Set problem:
Search the listing below for the string "válce" and copy every line where it occurs.

Available records:
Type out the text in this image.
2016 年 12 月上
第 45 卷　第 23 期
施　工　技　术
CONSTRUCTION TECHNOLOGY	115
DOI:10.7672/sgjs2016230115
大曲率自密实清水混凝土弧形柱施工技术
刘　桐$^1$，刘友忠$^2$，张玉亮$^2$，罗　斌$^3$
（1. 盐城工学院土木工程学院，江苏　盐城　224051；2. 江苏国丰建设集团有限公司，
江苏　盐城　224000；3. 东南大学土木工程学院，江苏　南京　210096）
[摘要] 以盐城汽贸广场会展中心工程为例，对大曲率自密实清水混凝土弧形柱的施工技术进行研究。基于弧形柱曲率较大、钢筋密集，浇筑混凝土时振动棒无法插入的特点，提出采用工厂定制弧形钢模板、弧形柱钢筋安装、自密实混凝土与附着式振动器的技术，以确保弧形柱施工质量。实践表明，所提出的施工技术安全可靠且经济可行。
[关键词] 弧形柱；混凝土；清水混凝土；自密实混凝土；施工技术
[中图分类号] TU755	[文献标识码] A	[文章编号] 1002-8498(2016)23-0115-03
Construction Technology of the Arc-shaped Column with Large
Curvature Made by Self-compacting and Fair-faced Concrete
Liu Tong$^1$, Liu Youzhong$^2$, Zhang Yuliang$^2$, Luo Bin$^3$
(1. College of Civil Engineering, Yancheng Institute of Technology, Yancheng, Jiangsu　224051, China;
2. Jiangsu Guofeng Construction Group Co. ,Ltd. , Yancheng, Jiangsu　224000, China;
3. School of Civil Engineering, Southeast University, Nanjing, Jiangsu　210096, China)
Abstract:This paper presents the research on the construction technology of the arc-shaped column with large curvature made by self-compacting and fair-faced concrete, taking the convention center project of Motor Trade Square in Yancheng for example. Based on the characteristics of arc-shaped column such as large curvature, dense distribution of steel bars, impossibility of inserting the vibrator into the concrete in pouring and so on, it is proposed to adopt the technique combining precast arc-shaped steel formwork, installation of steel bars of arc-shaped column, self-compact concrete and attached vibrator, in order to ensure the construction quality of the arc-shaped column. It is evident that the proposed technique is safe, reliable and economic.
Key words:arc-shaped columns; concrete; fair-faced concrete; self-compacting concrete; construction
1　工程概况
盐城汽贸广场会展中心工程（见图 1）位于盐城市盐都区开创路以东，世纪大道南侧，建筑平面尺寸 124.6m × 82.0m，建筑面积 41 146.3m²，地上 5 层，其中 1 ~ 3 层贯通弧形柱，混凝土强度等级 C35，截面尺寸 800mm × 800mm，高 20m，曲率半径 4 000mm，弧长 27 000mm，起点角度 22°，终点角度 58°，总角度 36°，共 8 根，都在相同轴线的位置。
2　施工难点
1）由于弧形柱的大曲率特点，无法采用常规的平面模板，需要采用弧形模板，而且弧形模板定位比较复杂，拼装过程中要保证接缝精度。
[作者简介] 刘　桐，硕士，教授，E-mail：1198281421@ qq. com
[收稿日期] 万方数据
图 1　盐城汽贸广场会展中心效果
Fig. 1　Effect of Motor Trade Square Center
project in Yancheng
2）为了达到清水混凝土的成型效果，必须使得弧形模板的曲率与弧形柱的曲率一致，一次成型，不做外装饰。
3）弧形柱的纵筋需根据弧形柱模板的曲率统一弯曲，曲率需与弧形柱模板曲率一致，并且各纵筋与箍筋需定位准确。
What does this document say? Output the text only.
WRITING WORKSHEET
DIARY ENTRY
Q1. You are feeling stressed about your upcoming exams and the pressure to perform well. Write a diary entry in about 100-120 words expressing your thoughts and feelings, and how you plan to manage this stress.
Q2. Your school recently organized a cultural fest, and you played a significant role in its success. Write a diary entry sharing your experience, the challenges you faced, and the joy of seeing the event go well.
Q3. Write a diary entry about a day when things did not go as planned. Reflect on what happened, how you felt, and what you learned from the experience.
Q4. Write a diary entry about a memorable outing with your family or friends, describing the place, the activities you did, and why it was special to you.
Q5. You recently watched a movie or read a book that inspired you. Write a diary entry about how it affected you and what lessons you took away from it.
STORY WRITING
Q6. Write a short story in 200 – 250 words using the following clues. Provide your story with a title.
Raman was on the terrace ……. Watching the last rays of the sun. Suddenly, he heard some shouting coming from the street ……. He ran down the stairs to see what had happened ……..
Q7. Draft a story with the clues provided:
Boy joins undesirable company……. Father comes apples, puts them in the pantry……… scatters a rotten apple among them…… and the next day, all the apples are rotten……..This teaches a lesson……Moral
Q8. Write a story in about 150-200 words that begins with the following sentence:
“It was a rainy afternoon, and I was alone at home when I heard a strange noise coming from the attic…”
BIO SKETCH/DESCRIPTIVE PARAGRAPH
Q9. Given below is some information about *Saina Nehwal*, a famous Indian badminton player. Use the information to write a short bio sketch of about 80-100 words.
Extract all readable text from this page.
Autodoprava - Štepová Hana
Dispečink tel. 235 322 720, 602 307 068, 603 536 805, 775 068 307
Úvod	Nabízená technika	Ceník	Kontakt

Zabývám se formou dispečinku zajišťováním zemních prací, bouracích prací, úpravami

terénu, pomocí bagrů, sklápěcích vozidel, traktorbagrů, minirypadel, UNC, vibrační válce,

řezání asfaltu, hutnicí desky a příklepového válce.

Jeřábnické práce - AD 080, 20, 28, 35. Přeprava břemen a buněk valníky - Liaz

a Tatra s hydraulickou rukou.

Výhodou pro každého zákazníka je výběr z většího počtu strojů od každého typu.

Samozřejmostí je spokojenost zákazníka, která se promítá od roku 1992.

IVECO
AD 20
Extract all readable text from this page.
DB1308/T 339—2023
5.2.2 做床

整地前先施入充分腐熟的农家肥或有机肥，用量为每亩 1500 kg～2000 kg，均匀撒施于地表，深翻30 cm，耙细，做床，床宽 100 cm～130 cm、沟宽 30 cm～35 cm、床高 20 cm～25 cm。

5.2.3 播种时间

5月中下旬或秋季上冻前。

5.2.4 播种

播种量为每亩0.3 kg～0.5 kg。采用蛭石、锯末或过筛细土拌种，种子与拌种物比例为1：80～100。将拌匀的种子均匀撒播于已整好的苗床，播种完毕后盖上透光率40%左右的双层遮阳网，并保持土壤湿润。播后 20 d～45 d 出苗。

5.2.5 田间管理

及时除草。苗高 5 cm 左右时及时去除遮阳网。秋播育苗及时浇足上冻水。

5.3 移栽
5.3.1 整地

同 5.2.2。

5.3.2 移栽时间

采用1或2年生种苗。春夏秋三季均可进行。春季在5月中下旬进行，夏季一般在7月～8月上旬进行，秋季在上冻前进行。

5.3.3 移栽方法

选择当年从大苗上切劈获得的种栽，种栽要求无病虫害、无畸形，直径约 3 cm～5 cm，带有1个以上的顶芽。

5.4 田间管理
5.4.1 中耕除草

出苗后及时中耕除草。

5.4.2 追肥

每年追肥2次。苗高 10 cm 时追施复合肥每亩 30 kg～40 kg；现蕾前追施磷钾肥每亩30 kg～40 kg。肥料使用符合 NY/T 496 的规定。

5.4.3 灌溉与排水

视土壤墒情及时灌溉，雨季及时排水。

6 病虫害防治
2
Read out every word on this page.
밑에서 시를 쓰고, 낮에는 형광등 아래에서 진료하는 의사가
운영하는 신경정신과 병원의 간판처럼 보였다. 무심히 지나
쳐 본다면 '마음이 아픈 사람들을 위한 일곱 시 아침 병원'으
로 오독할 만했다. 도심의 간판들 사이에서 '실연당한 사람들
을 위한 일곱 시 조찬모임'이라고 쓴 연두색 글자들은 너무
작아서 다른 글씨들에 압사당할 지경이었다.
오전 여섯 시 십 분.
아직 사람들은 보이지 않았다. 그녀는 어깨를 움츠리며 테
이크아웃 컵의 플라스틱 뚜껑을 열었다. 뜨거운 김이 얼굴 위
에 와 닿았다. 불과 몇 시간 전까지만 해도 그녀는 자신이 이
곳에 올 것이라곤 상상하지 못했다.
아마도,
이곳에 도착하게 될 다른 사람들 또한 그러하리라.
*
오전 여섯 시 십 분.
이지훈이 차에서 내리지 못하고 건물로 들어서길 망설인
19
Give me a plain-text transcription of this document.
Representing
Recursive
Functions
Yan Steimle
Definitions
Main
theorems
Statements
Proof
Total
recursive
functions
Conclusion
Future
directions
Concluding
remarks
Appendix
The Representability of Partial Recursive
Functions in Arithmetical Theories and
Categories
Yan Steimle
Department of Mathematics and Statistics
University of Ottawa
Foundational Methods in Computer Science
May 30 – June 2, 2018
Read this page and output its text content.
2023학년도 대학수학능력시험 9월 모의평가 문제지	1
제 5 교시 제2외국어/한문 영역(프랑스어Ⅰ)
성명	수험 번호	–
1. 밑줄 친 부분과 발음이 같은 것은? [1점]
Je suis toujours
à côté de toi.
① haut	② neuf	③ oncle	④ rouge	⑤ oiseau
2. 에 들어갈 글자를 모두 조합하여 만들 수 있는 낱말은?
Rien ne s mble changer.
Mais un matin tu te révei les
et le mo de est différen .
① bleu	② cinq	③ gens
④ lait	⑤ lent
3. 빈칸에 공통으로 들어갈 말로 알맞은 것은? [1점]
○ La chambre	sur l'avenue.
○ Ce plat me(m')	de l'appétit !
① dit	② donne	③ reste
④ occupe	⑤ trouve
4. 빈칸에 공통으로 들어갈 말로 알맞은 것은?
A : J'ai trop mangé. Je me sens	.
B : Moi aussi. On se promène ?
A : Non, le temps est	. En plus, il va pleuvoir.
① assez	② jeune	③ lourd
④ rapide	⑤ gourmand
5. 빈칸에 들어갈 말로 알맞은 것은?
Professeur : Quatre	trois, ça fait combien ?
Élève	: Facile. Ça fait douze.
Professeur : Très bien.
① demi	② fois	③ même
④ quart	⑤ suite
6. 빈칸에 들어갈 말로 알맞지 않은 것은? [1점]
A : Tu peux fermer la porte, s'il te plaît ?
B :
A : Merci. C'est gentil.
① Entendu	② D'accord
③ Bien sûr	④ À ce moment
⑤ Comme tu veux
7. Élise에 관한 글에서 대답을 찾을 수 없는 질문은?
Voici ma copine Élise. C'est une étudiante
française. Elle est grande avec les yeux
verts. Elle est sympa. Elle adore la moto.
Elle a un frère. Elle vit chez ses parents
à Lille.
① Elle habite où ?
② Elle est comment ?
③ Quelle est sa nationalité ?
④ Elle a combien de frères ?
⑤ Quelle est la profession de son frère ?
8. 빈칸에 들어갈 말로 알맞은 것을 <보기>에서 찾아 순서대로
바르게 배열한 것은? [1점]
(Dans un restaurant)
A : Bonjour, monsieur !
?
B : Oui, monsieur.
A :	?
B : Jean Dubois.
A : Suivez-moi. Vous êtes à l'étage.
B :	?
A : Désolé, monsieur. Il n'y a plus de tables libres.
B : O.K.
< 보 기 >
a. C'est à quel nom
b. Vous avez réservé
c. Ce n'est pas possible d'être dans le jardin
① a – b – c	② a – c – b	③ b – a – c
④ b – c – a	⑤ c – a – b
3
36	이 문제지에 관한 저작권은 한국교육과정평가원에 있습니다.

Answer to the task:
terénu, pomocí bagrů, sklápěcích vozidel, traktorbagrů, minirypadel, UNC, vibrační válce,
řezání asfaltu, hutnicí desky a příklepového válce.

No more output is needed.